=== Text shown ===

EC2 Flashcards
EC2 and AZs relationship?
- Instances are associated with a single AZ. If that AZ fails your instance also would likely fail.
- You cannot connect resources in one AZ to an EC2 instance located in another AZ (storage, network etc)
EC2 instances - is stopping/starting same as re-starting?
No, it is not. If a instance is stopped/started it could move to another host within the same AZ (not that it matters to the app ultimately).
Categories of EC2 instances?
- General Purpose - diverse workloads, use this most of the times
- Compute optimized - latest high performance CPUs for scientific needs
- Memory optimized - large in memory datasets
- Accelerated Computing - advanced and niche requirements (FPGA etc)
- Storage optimized - large amounts of superfast local storage, massive IOPS (data warehousing, elastic search etc)
What are instance stores?
- Instance stores are block storage device which are local and not over the network
- connected to one ec2 instance on one ec2 host
- highest performance in aws
- attach only at launch time (unlike ebs)
- if instance moves from one host to another data on instance store is lost
When would you use EBS vs Instance Store?
- Highly availability and reliability of storage
- separate from EC2, persists separately
- Region resilient backups
- upto 64k ios and 1000Mib/s per volume
- upto 80k iops and 2375 MB/s per instance
When would you use instance stores?
- Value - included in the cost
- Performance: > 80k ops & 2375 MB/s
- Temp storage volumes
- stateless services (webservers, etc)
Elastic vs non-elastic Public IPs
If an instance is given a EIP it loses its non-EIP address
Exam Powerup
- Secondary ENI + MAC address = Licensing
- Diffferent Security Groups = multiple ENIs
- Primary ENI is allocated to an instance by default
- OS will never see the public IP address
- IPV4 Public IPs are Dynamic - Stop & Start = IP will Change
AMIs Exam Power up!
AMI are unique to a region. Same AMI would have different id in a different region.
- AMI Baking - taking a custom EC2 configured instance and baking it into an AMI
- AMI cannot be edited - launch it, configure it and bake a new AMI
- AMIs can be copied between regions
- Permissions - default = only your account
- Billed for capacity used by Snapshots
Billing model of EC2?
On-Demand - hourly rate, billed in seconds, for new or uncertain application requirements, short-term, spiky workloads, unpredictable workloads which cannot have any disruption
- Spot Pricing - cheapest, 90% off on-demand price, you can specify a max price you pay, if spot price goes above your max price the instance terminates, for apps that have flexible start/end times, apps should tolerate failure
- Reserved Instances - upto 75% off in return for a commitment 1 or 3 years, Reserverd in region or AZ, scheduled reservations
- Dedicated Hosts
Vertical Scaling
Vertical - resizing of instance, requires downtime/reboot, typically during outage windows, disruption, larger instances are \$\$$, works for all apps: no modifications required
Horizontal Scaling
Add more instances,
multiple running copies of your app running on smaller compute instances,
load balancer is required - between your servers and customers
Sessions are required for continuity of user experience - off host sessions
Explain ECS
- Elastic Cluster Service
- EC2 and Fargate
- Container Definitions define container location
- Task definitions encompass one or more Container Definitions and make up your “application” eg: database tier container, app tier container
- Task role is the way to assign an IAM role to a task so it can assume temp credentials to interact with AWS
- You create an ECS cluster and deploy tasks into that cluster
Whats an ECS Service defnition?

=== Extracted data ===

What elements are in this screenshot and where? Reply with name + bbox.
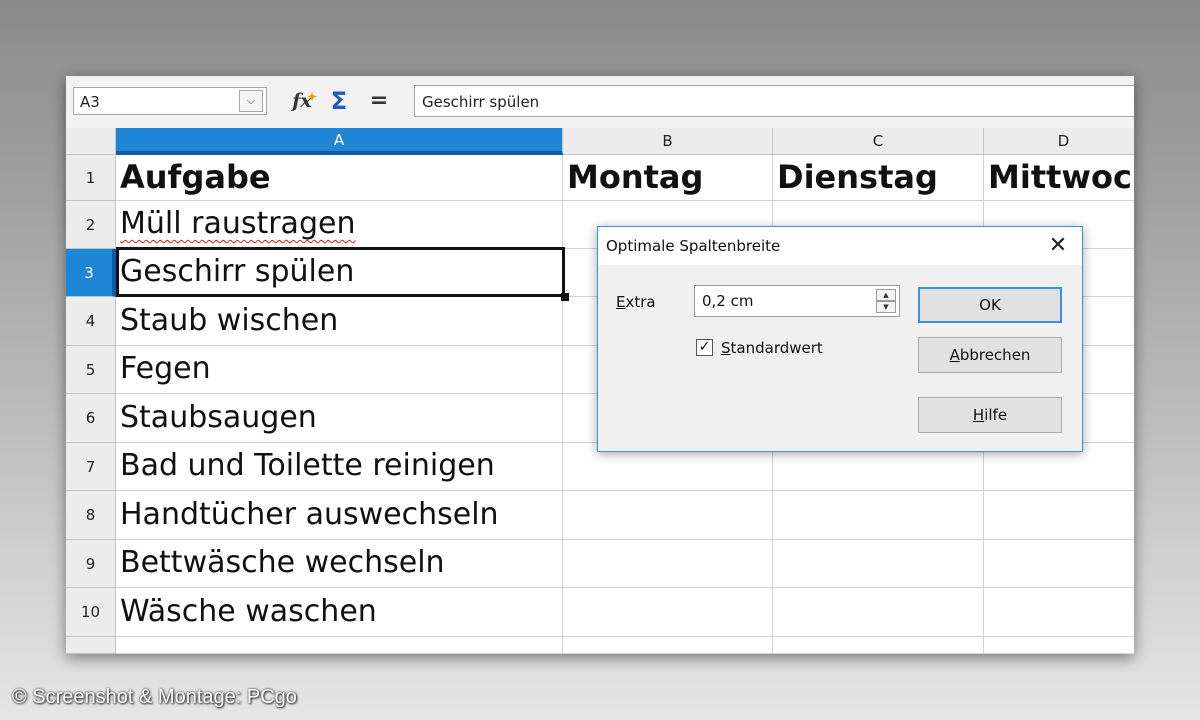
row-header-5[interactable]: 5 — [66, 346, 116, 394]
cell-d9[interactable] — [984, 540, 1134, 588]
optimal-column-width-dialog: Optimale Spaltenbreite ✕ Extra 0,2 cm ▲ … — [597, 226, 1083, 452]
cell-b8[interactable] — [563, 491, 773, 540]
cancel-label-rest: bbrechen — [959, 346, 1031, 364]
cell-c1[interactable]: Dienstag — [773, 155, 984, 201]
cell-a4[interactable]: Staub wischen — [116, 297, 563, 346]
default-label-accel: S — [721, 339, 731, 357]
row-header-4[interactable]: 4 — [66, 297, 116, 346]
spin-up-icon[interactable]: ▲ — [876, 289, 896, 301]
row-header-2[interactable]: 2 — [66, 201, 116, 249]
cancel-label-accel: A — [949, 346, 960, 364]
formula-input[interactable]: Geschirr spülen — [414, 85, 1134, 117]
row-header-6[interactable]: 6 — [66, 394, 116, 443]
row-header-9[interactable]: 9 — [66, 540, 116, 588]
row-header-10[interactable]: 10 — [66, 588, 116, 637]
default-label-rest: tandardwert — [730, 339, 823, 357]
help-label-rest: ilfe — [984, 406, 1008, 424]
cell-b10[interactable] — [563, 588, 773, 637]
fx-icon[interactable]: fx ✦ — [287, 86, 317, 116]
equals-icon[interactable]: = — [364, 86, 394, 116]
cell-a8[interactable]: Handtücher auswechseln — [116, 491, 563, 540]
chevron-down-icon[interactable]: ⌵ — [239, 90, 263, 112]
extra-spinbox[interactable]: 0,2 cm ▲ ▼ — [694, 285, 900, 317]
name-box-value[interactable]: A3 — [80, 93, 100, 111]
cell-d10[interactable] — [984, 588, 1134, 637]
cell-a11-partial[interactable] — [116, 637, 563, 654]
column-header-c[interactable]: C — [773, 128, 984, 155]
row-header-1[interactable]: 1 — [66, 155, 116, 201]
help-button[interactable]: Hilfe — [918, 397, 1062, 433]
column-header-d[interactable]: D — [984, 128, 1134, 155]
spin-buttons: ▲ ▼ — [876, 289, 896, 313]
cell-a9[interactable]: Bettwäsche wechseln — [116, 540, 563, 588]
formula-bar: A3 ⌵ fx ✦ Σ = Geschirr spülen — [66, 76, 1134, 129]
cell-c8[interactable] — [773, 491, 984, 540]
cell-d8[interactable] — [984, 491, 1134, 540]
select-all-corner[interactable] — [66, 128, 116, 155]
help-label-accel: H — [972, 406, 985, 424]
cell-c11-partial[interactable] — [773, 637, 984, 654]
default-value-checkbox[interactable]: ✓ — [696, 339, 713, 356]
extra-label-rest: xtra — [625, 293, 656, 311]
spin-down-icon[interactable]: ▼ — [876, 301, 896, 313]
image-credit: © Screenshot & Montage: PCgo — [12, 686, 297, 708]
cell-c9[interactable] — [773, 540, 984, 588]
name-box[interactable]: A3 ⌵ — [73, 87, 267, 115]
cell-a3[interactable]: Geschirr spülen — [116, 249, 563, 297]
cell-c10[interactable] — [773, 588, 984, 637]
cell-a2-text: Müll raustragen — [120, 206, 356, 241]
dialog-title: Optimale Spaltenbreite — [606, 237, 781, 255]
row-header-7[interactable]: 7 — [66, 443, 116, 491]
cell-a2[interactable]: Müll raustragen — [116, 201, 563, 249]
cell-b9[interactable] — [563, 540, 773, 588]
row-header-3[interactable]: 3 — [66, 249, 116, 297]
extra-label: Extra — [616, 293, 656, 311]
cell-a7[interactable]: Bad und Toilette reinigen — [116, 443, 563, 491]
column-header-a[interactable]: A — [116, 128, 563, 155]
cell-d11-partial[interactable] — [984, 637, 1134, 654]
cell-a1[interactable]: Aufgabe — [116, 155, 563, 201]
ok-button[interactable]: OK — [918, 287, 1062, 323]
column-header-b[interactable]: B — [563, 128, 773, 155]
cell-d1[interactable]: Mittwoch — [984, 155, 1134, 201]
fill-handle[interactable] — [561, 293, 569, 301]
dialog-titlebar: Optimale Spaltenbreite ✕ — [598, 227, 1082, 265]
row-header-11-partial[interactable] — [66, 637, 116, 654]
cell-b11-partial[interactable] — [563, 637, 773, 654]
close-icon[interactable]: ✕ — [1042, 231, 1074, 261]
cell-a10[interactable]: Wäsche waschen — [116, 588, 563, 637]
cancel-button[interactable]: Abbrechen — [918, 337, 1062, 373]
dialog-body: Extra 0,2 cm ▲ ▼ ✓ Standardwert OK Abbre… — [598, 265, 1082, 451]
cell-a5[interactable]: Fegen — [116, 346, 563, 394]
default-value-label[interactable]: Standardwert — [721, 339, 823, 357]
cell-b1[interactable]: Montag — [563, 155, 773, 201]
formula-input-value[interactable]: Geschirr spülen — [422, 93, 539, 111]
cell-a6[interactable]: Staubsaugen — [116, 394, 563, 443]
extra-value[interactable]: 0,2 cm — [702, 292, 753, 310]
sigma-icon[interactable]: Σ — [324, 86, 354, 116]
row-header-8[interactable]: 8 — [66, 491, 116, 540]
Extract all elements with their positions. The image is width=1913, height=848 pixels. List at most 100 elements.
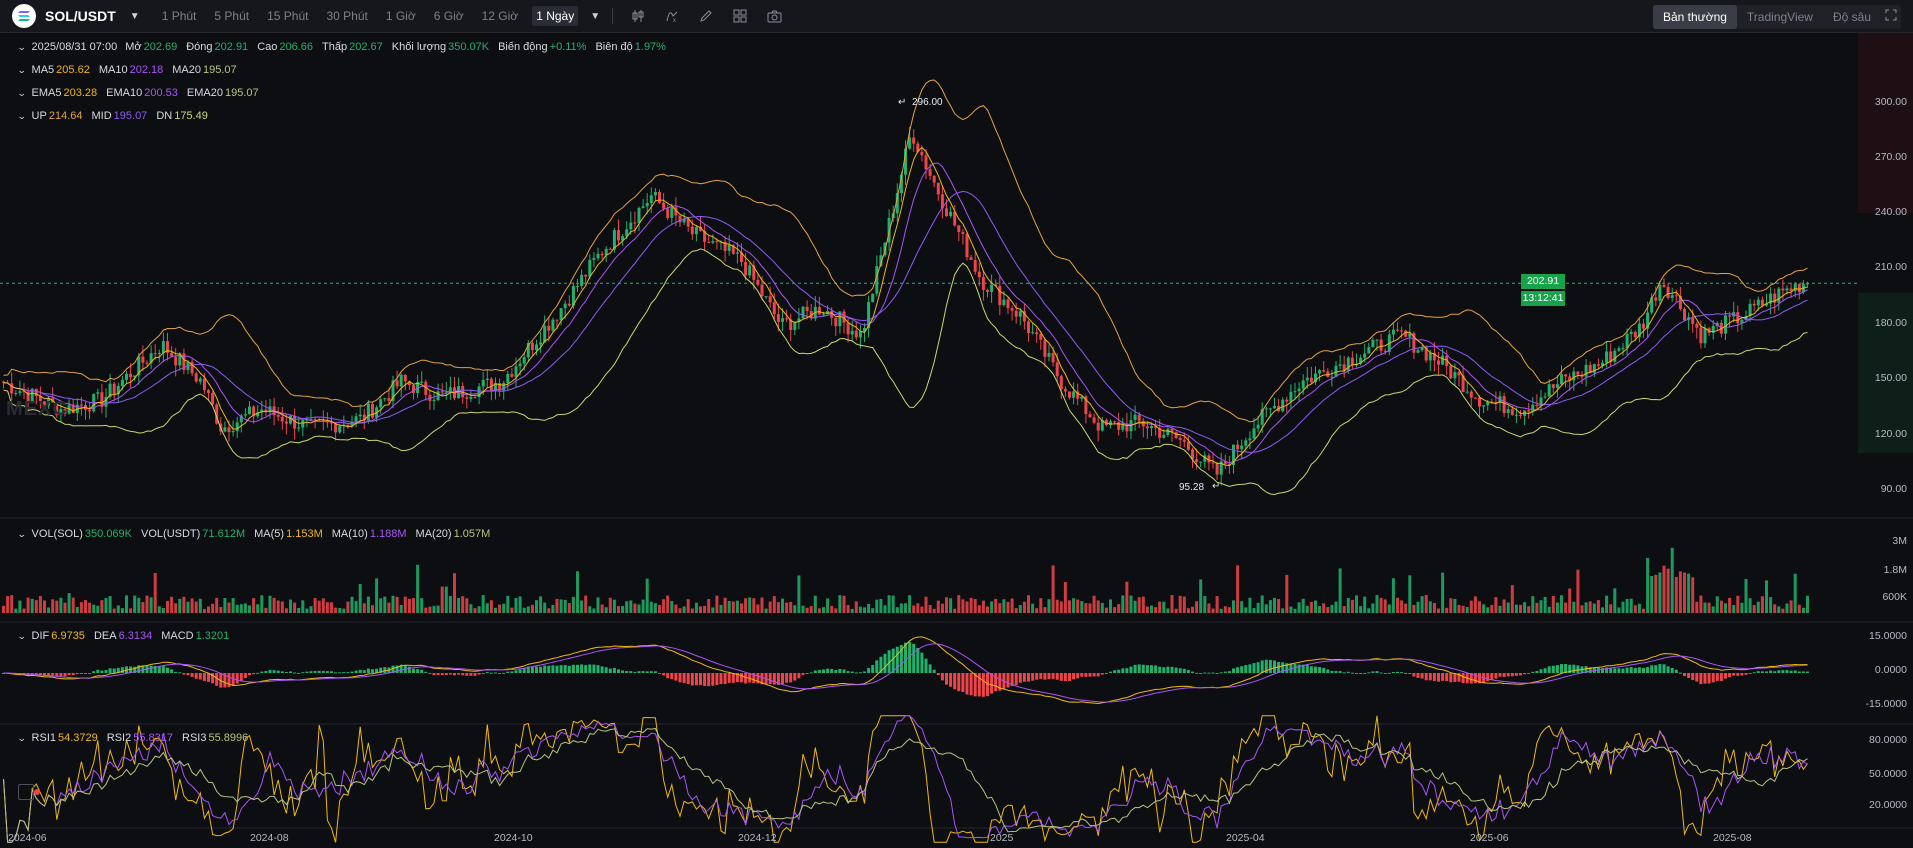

===

• _Exercises to complete_
1 > Using the EC2 flashcards, explain in one to three sentences why stopping and starting an instance is not the same as restarting it.
2 > Carry the EC2 flashcards on from the point where they end.
The entries have no connection to the EC2 flashcards.

• _Results by task_
1 > An instance that is stopped and started could move to another host within the same AZ. The flashcards add that this does not ultimately matter to the app.

2 >
- A template of how many Tasks we want to deploy and how to scale them
- you can deploy a load balancer to distribute load across multiple copies of the same task
ECS Cluster modes
- EC2 Mode: Cluster of EC2 instances deployed across AZs in a VPC with container engines running in them, you manage them via the standard EC2 tooling available, you pay for them the moment they are instantiated, not a “serverless” solution so you need to size them according to your needs
- Fargate mode - no EC2 instances to manage, your images are deployed to a shared Fargate cluster, cluster is in your VPC/AZs, each task is injected into your VPC via ENIs, you can access the instances via these ENIs, only pay for containers for the resources they consume
What are Placement groups?
Grouping of EC2 instances for a certain purpose
- Cluster - pack instances close together, high level of performance, cannot span AZs, 10GBPs in SINGLE stream performance (exam!)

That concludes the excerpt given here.